## [Records provided]

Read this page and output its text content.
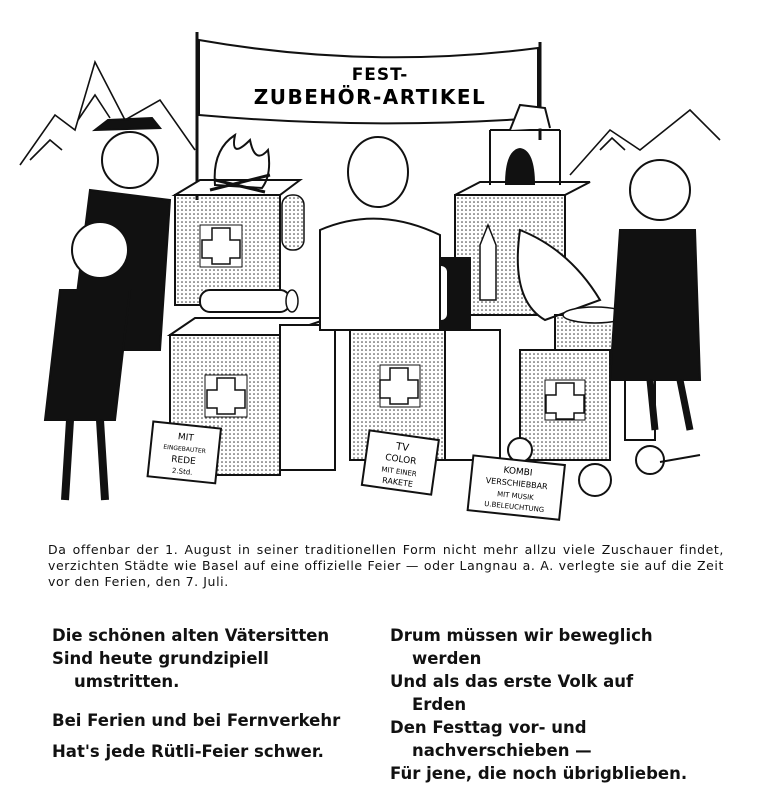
FEST-
ZUBEHÖR-ARTIKEL
MIT
EINGEBAUTER
REDE
2.Std.
TV
COLOR
MIT EINER
RAKETE
KOMBI
VERSCHIEBBAR
MIT MUSIK
U.BELEUCHTUNG

Da offenbar der 1. August in seiner traditionellen Form nicht mehr allzu viele Zuschauer findet, verzichten Städte wie Basel auf eine offizielle Feier — oder Langnau a. A. verlegte sie auf die Zeit vor den Ferien, den 7. Juli.

Die schönen alten Vätersitten
Sind heute grundzipiell
umstritten.
Bei Ferien und bei Fernverkehr
Hat's jede Rütli-Feier schwer.
Drum müssen wir beweglich
werden
Und als das erste Volk auf
Erden
Den Festtag vor- und
nachverschieben —
Für jene, die noch übrigblieben.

## [Task requirements]
Repeat all the records above exactly, leaving out any pictures.

## [Exercise output]
Read this page and output its text content.
FEST-
ZUBEHÖR-ARTIKEL
MIT
EINGEBAUTER
REDE
2.Std.
TV
COLOR
MIT EINER
RAKETE
KOMBI
VERSCHIEBBAR
MIT MUSIK
U.BELEUCHTUNG

Da offenbar der 1. August in seiner traditionellen Form nicht mehr allzu viele Zuschauer findet, verzichten Städte wie Basel auf eine offizielle Feier — oder Langnau a. A. verlegte sie auf die Zeit vor den Ferien, den 7. Juli.

Die schönen alten Vätersitten
Sind heute grundzipiell
umstritten.
Bei Ferien und bei Fernverkehr
Hat's jede Rütli-Feier schwer.
Drum müssen wir beweglich
werden
Und als das erste Volk auf
Erden
Den Festtag vor- und
nachverschieben —
Für jene, die noch übrigblieben.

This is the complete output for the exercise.